* _Stated exercise_
Return the lines below that carry the word "xlabel".

[Begin Input material]

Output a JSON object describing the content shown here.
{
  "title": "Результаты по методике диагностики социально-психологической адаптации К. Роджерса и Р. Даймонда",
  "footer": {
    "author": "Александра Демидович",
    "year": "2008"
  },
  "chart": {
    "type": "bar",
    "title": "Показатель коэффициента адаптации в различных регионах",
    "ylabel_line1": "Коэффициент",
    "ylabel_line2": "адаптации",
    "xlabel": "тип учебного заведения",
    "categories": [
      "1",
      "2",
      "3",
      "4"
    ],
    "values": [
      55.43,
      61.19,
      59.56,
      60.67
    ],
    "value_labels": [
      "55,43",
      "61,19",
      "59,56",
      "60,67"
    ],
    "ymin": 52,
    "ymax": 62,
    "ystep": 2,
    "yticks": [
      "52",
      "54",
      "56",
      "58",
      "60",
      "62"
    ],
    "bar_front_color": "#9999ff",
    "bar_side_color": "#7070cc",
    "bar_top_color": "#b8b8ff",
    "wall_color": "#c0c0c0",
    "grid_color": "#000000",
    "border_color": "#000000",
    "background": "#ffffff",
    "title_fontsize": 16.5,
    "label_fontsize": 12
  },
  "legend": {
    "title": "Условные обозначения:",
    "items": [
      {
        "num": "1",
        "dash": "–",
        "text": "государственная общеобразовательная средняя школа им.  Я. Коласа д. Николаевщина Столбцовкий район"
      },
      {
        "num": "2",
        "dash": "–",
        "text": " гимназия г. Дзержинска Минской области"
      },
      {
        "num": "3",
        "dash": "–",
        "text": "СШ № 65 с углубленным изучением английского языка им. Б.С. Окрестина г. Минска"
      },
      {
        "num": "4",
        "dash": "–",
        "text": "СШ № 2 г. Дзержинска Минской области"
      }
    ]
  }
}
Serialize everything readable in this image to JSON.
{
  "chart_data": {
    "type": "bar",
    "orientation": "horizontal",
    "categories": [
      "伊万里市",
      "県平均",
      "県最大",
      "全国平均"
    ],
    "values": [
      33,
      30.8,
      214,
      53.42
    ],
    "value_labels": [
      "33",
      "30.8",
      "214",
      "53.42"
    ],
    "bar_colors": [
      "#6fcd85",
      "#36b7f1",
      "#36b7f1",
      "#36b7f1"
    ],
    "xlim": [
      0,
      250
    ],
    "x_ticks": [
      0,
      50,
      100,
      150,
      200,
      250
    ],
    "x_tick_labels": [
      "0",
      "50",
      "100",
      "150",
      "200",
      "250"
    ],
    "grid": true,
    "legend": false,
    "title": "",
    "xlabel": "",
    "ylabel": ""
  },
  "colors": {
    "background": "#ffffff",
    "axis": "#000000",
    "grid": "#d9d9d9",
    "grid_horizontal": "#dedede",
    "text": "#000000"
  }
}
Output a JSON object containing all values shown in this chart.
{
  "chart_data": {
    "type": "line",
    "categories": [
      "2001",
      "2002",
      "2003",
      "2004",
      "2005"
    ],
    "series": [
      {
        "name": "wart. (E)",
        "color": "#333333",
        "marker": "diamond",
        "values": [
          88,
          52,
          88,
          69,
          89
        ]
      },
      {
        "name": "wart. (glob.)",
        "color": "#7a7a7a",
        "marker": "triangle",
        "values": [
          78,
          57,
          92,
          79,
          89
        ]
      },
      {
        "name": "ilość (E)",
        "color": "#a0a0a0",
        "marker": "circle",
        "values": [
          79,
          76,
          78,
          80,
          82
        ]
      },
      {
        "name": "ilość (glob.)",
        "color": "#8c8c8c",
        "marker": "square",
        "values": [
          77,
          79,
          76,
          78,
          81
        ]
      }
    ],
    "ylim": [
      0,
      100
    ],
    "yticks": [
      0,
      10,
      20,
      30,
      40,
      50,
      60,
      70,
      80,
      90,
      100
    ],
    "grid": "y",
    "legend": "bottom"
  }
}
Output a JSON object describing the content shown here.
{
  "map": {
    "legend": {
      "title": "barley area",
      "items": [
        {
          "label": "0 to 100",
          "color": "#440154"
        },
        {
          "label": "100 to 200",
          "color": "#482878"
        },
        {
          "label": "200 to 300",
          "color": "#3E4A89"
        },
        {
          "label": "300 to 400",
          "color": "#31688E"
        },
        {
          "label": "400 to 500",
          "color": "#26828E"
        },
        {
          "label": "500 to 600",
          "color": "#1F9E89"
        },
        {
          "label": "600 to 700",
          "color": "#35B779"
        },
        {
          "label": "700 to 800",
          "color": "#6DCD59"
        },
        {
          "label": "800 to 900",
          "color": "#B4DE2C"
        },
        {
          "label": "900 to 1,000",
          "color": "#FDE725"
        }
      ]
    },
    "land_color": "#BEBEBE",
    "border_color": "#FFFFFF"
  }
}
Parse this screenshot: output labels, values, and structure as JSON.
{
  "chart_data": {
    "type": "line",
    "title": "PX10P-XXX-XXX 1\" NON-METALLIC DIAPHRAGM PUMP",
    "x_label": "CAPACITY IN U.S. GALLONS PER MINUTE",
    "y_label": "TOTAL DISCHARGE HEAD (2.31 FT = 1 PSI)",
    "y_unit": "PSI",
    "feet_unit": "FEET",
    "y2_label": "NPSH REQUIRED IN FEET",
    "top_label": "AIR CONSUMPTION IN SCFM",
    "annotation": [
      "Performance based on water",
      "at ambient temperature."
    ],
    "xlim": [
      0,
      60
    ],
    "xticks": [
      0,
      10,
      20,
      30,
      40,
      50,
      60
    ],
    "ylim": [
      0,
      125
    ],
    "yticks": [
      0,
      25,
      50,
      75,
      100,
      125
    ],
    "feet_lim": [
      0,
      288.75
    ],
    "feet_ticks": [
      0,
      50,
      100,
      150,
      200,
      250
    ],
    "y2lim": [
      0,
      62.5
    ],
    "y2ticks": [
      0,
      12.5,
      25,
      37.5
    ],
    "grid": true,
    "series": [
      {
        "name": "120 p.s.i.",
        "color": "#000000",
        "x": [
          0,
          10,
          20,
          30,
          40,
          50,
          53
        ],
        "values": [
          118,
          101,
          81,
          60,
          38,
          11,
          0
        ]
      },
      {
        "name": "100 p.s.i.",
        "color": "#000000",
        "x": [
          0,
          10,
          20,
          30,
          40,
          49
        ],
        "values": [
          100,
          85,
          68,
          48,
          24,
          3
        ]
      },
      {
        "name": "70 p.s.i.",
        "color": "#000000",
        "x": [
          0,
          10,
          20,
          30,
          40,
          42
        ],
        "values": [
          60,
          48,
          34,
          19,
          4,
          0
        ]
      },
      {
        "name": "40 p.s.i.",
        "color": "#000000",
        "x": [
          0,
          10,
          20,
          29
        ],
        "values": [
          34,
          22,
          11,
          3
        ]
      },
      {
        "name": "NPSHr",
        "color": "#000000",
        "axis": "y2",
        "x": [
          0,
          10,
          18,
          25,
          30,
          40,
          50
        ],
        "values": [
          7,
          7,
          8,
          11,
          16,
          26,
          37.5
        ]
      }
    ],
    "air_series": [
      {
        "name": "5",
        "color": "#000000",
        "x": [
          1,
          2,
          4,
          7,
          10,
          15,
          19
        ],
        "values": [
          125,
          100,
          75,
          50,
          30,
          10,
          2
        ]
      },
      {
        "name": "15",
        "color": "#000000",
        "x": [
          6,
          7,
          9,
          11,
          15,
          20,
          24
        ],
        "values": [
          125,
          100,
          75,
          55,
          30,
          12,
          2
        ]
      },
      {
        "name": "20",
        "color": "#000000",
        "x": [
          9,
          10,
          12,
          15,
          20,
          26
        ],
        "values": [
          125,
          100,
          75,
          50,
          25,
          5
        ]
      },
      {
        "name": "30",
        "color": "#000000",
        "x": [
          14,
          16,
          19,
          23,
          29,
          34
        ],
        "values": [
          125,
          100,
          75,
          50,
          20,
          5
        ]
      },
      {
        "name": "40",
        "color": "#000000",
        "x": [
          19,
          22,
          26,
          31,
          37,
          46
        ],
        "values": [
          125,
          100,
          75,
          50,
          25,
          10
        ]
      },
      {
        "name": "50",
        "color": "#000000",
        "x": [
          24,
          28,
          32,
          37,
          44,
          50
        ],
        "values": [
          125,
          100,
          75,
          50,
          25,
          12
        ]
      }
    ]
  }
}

[End Input material]

* _Exercise output_
    "xlabel": "тип учебного заведения",
    "xlabel": "",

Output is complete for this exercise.